→ **TASK DIRECTIONS**: Copy, from the entries below, each line where the word "Jahr" can be found.

→ **EXTRACTED ENTRIES**:

---+---

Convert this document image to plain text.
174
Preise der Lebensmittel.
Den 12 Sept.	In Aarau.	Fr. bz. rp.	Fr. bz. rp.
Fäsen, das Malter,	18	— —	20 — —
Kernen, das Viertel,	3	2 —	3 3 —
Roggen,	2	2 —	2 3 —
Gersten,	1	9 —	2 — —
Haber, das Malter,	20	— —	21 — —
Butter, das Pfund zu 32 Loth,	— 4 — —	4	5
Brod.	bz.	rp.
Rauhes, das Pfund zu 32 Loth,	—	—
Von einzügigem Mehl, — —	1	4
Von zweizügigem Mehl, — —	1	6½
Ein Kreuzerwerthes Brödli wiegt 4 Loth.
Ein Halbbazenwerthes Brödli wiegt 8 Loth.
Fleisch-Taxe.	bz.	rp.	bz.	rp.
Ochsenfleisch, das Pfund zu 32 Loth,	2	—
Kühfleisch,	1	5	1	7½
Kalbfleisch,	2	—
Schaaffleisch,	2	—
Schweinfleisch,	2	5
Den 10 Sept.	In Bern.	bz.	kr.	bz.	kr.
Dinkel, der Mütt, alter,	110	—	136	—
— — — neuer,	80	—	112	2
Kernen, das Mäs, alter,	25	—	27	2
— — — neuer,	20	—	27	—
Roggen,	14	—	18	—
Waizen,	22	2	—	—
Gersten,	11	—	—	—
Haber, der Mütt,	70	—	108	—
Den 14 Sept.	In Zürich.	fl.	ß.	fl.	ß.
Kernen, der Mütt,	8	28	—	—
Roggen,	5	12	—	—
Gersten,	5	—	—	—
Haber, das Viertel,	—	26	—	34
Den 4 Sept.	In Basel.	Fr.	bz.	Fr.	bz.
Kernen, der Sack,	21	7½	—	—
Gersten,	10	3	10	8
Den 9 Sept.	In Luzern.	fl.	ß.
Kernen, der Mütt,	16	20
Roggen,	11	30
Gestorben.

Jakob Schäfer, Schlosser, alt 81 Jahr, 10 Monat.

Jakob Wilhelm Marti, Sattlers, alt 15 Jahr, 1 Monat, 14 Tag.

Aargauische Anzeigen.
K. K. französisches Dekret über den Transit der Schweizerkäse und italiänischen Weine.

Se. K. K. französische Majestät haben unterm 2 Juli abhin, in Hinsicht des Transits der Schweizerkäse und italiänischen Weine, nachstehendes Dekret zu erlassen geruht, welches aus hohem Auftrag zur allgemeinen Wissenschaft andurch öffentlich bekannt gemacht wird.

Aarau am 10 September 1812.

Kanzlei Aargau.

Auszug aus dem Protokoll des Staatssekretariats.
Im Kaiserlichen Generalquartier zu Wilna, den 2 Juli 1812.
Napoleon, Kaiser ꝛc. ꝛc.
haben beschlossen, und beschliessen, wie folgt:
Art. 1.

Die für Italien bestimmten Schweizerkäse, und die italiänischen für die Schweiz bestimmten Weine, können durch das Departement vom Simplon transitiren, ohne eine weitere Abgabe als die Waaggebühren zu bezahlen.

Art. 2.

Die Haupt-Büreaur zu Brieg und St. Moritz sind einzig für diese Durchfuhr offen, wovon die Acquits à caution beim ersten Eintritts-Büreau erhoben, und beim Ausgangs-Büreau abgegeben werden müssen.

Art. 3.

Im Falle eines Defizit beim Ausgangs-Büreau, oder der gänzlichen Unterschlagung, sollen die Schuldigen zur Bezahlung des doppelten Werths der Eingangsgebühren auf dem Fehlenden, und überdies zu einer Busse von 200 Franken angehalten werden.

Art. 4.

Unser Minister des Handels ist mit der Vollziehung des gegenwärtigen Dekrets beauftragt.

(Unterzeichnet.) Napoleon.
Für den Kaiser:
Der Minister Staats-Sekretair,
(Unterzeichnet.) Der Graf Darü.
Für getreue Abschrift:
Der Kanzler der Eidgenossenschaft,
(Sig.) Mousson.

---+---

→ **OUTPUT OF THE EXERCISE**:
Jakob Schäfer, Schlosser, alt 81 Jahr, 10 Monat.
Jakob Wilhelm Marti, Sattlers, alt 15 Jahr, 1 Monat, 14 Tag.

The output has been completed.